● Requirements
Locate and copy each line in the data that contains the word "JSON".

● Given records
○ ○ ○
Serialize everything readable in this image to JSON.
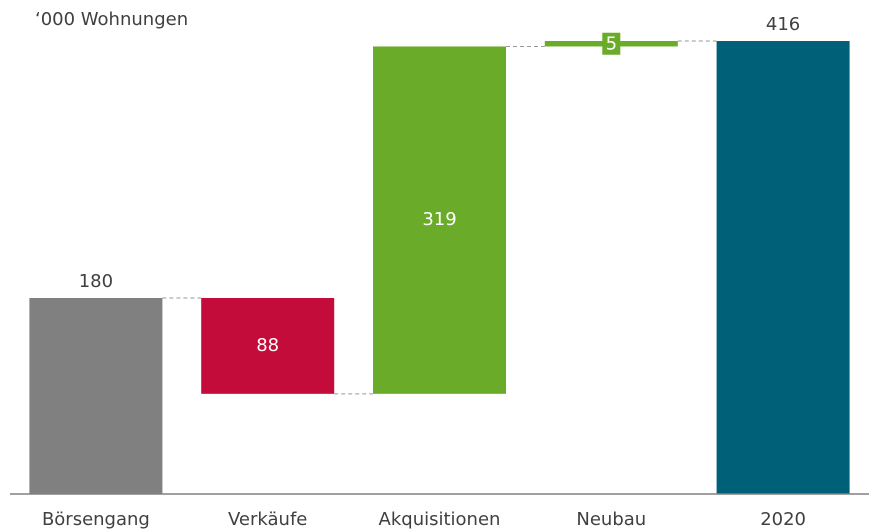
{
  "chart_data": {
    "type": "waterfall",
    "title": "‘000 Wohnungen",
    "categories": [
      "Börsengang",
      "Verkäufe",
      "Akquisitionen",
      "Neubau",
      "2020"
    ],
    "values": [
      180,
      -88,
      319,
      5,
      416
    ],
    "value_labels": [
      "180",
      "88",
      "319",
      "5",
      "416"
    ],
    "measure": [
      "absolute",
      "relative",
      "relative",
      "relative",
      "total"
    ],
    "colors": [
      "#808080",
      "#c40c3b",
      "#6aab29",
      "#6aab29",
      "#006078"
    ],
    "ylim": [
      0,
      450
    ]
  }
}
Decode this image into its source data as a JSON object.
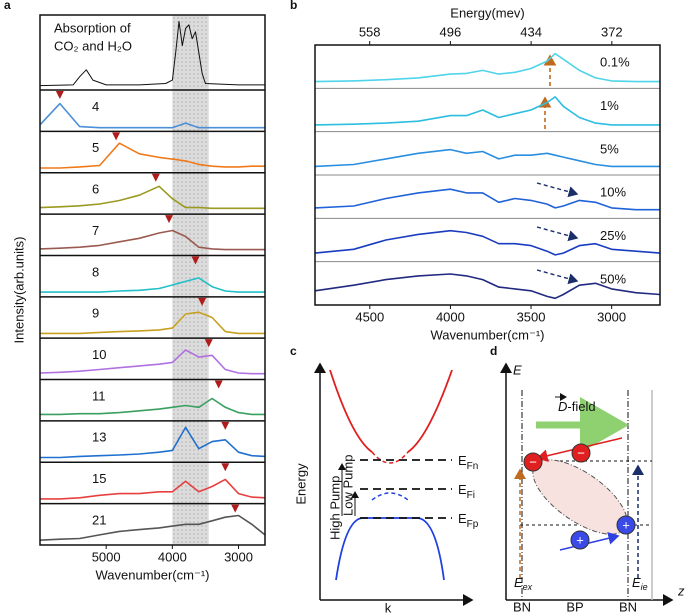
{
  "panel_labels": [
    "a",
    "b",
    "c",
    "d"
  ],
  "chart_data": [
    {
      "type": "line",
      "xlabel": "Wavenumber(cm⁻¹)",
      "ylabel": "Intensity(arb.units)",
      "xlim": [
        6000,
        2600
      ],
      "xticks": [
        5000,
        4000,
        3000
      ],
      "shaded_band": [
        4000,
        3450
      ],
      "marker_color": "#b01c1c",
      "reference": {
        "title": [
          "Absorption of",
          "CO₂ and H₂O"
        ],
        "color": "#111",
        "x": [
          6000,
          5500,
          5400,
          5300,
          5200,
          5000,
          4500,
          4100,
          4000,
          3950,
          3900,
          3850,
          3800,
          3750,
          3700,
          3650,
          3600,
          3550,
          3500,
          3000,
          2600
        ],
        "values": [
          0.02,
          0.03,
          0.15,
          0.25,
          0.1,
          0.03,
          0.03,
          0.05,
          0.1,
          0.5,
          0.95,
          0.6,
          0.85,
          0.9,
          0.7,
          0.8,
          0.5,
          0.2,
          0.05,
          0.03,
          0.03
        ]
      },
      "x": [
        6000,
        5700,
        5400,
        5100,
        4800,
        4500,
        4200,
        4000,
        3800,
        3600,
        3400,
        3200,
        3000,
        2800,
        2600
      ],
      "series": [
        {
          "name": "4",
          "color": "#4a8fd8",
          "peak": 5700,
          "values": [
            0.1,
            0.7,
            0.05,
            0.02,
            0.02,
            0.02,
            0.02,
            0.02,
            0.15,
            0.02,
            0.02,
            0.02,
            0.02,
            0.02,
            0.02
          ]
        },
        {
          "name": "5",
          "color": "#f07a1a",
          "peak": 4850,
          "values": [
            0.05,
            0.05,
            0.08,
            0.12,
            0.75,
            0.45,
            0.35,
            0.3,
            0.25,
            0.15,
            0.1,
            0.08,
            0.08,
            0.1,
            0.1
          ]
        },
        {
          "name": "6",
          "color": "#9a9a20",
          "peak": 4250,
          "values": [
            0.1,
            0.12,
            0.15,
            0.2,
            0.3,
            0.45,
            0.7,
            0.35,
            0.1,
            0.1,
            0.08,
            0.08,
            0.08,
            0.08,
            0.08
          ]
        },
        {
          "name": "7",
          "color": "#9a5a50",
          "peak": 4050,
          "values": [
            0.1,
            0.12,
            0.15,
            0.2,
            0.3,
            0.4,
            0.55,
            0.62,
            0.45,
            0.15,
            0.1,
            0.08,
            0.08,
            0.08,
            0.08
          ]
        },
        {
          "name": "8",
          "color": "#20c0c8",
          "peak": 3650,
          "values": [
            0.05,
            0.05,
            0.05,
            0.05,
            0.08,
            0.1,
            0.15,
            0.25,
            0.35,
            0.45,
            0.2,
            0.08,
            0.05,
            0.05,
            0.05
          ]
        },
        {
          "name": "9",
          "color": "#c8a020",
          "peak": 3550,
          "values": [
            0.05,
            0.05,
            0.05,
            0.08,
            0.1,
            0.12,
            0.15,
            0.2,
            0.6,
            0.65,
            0.5,
            0.1,
            0.05,
            0.05,
            0.05
          ]
        },
        {
          "name": "10",
          "color": "#b070e0",
          "peak": 3450,
          "values": [
            0.1,
            0.12,
            0.15,
            0.2,
            0.25,
            0.3,
            0.35,
            0.4,
            0.75,
            0.55,
            0.6,
            0.2,
            0.1,
            0.08,
            0.08
          ]
        },
        {
          "name": "11",
          "color": "#3aa060",
          "peak": 3300,
          "values": [
            0.1,
            0.1,
            0.12,
            0.12,
            0.15,
            0.2,
            0.25,
            0.3,
            0.35,
            0.3,
            0.55,
            0.3,
            0.15,
            0.1,
            0.1
          ]
        },
        {
          "name": "13",
          "color": "#2070d0",
          "peak": 3200,
          "values": [
            0.05,
            0.05,
            0.08,
            0.1,
            0.12,
            0.15,
            0.2,
            0.25,
            0.9,
            0.3,
            0.5,
            0.55,
            0.2,
            0.1,
            0.08
          ]
        },
        {
          "name": "15",
          "color": "#e84040",
          "peak": 3200,
          "values": [
            0.05,
            0.05,
            0.08,
            0.15,
            0.2,
            0.2,
            0.25,
            0.25,
            0.55,
            0.25,
            0.4,
            0.6,
            0.2,
            0.1,
            0.08
          ]
        },
        {
          "name": "21",
          "color": "#555555",
          "peak": 3050,
          "values": [
            0.05,
            0.08,
            0.1,
            0.2,
            0.3,
            0.35,
            0.4,
            0.45,
            0.5,
            0.5,
            0.6,
            0.7,
            0.75,
            0.5,
            0.2
          ]
        }
      ]
    },
    {
      "type": "line",
      "xlabel": "Wavenumber(cm⁻¹)",
      "x2label": "Energy(mev)",
      "xlim": [
        4840,
        2700
      ],
      "xticks": [
        4500,
        4000,
        3500,
        3000
      ],
      "x2lim": [
        600,
        335
      ],
      "x2ticks": [
        558,
        496,
        434,
        372
      ],
      "x": [
        4840,
        4600,
        4400,
        4200,
        4000,
        3900,
        3800,
        3700,
        3600,
        3500,
        3400,
        3350,
        3300,
        3200,
        3100,
        3000,
        2850,
        2700
      ],
      "series": [
        {
          "name": "0.1%",
          "color": "#4fd4ea",
          "values": [
            0.1,
            0.12,
            0.15,
            0.2,
            0.3,
            0.32,
            0.4,
            0.3,
            0.35,
            0.45,
            0.65,
            0.85,
            0.7,
            0.4,
            0.2,
            0.12,
            0.1,
            0.1
          ]
        },
        {
          "name": "1%",
          "color": "#2cbee0",
          "values": [
            0.1,
            0.12,
            0.15,
            0.2,
            0.35,
            0.35,
            0.5,
            0.3,
            0.4,
            0.5,
            0.7,
            0.85,
            0.6,
            0.3,
            0.15,
            0.1,
            0.1,
            0.1
          ]
        },
        {
          "name": "5%",
          "color": "#2a8ee0",
          "values": [
            0.15,
            0.2,
            0.35,
            0.5,
            0.6,
            0.5,
            0.55,
            0.35,
            0.45,
            0.45,
            0.5,
            0.45,
            0.4,
            0.3,
            0.2,
            0.15,
            0.15,
            0.15
          ]
        },
        {
          "name": "10%",
          "color": "#2062d8",
          "values": [
            0.2,
            0.25,
            0.45,
            0.6,
            0.7,
            0.6,
            0.6,
            0.35,
            0.45,
            0.4,
            0.3,
            0.2,
            0.25,
            0.4,
            0.35,
            0.2,
            0.15,
            0.15
          ]
        },
        {
          "name": "25%",
          "color": "#1a3cc0",
          "values": [
            0.15,
            0.25,
            0.5,
            0.65,
            0.75,
            0.7,
            0.6,
            0.4,
            0.4,
            0.35,
            0.2,
            0.1,
            0.15,
            0.35,
            0.4,
            0.25,
            0.2,
            0.15
          ]
        },
        {
          "name": "50%",
          "color": "#222a80",
          "values": [
            0.3,
            0.45,
            0.6,
            0.7,
            0.75,
            0.7,
            0.6,
            0.4,
            0.35,
            0.3,
            0.15,
            0.1,
            0.2,
            0.45,
            0.5,
            0.35,
            0.25,
            0.2
          ]
        }
      ]
    }
  ],
  "diagram_c": {
    "ylabel": "Energy",
    "xlabel": "k",
    "levels": [
      {
        "main": "E",
        "sub": "Fn"
      },
      {
        "main": "E",
        "sub": "Fi"
      },
      {
        "main": "E",
        "sub": "Fp"
      }
    ],
    "high_pump": "High Pump",
    "low_pump": "Low Pump"
  },
  "diagram_d": {
    "ylabel": "E",
    "xlabel": "z",
    "field": {
      "vec": "D",
      "rest": "-field"
    },
    "regions": [
      "BN",
      "BP",
      "BN"
    ],
    "electron": "−",
    "hole": "+",
    "e_ex": {
      "main": "E",
      "sub": "ex"
    },
    "e_ie": {
      "main": "E",
      "sub": "ie"
    }
  }
}
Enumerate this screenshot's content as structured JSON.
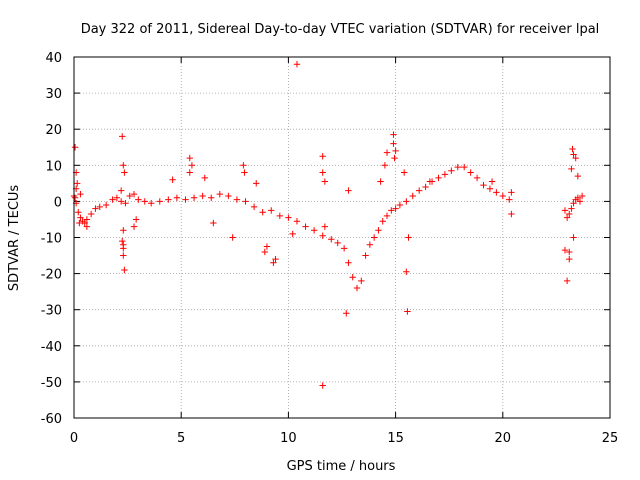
○ ○ ○
● Worked answer
Serialize everything readable in this image to JSON.
Decode this image into its source data as a JSON object.
Enumerate this screenshot's content as structured JSON.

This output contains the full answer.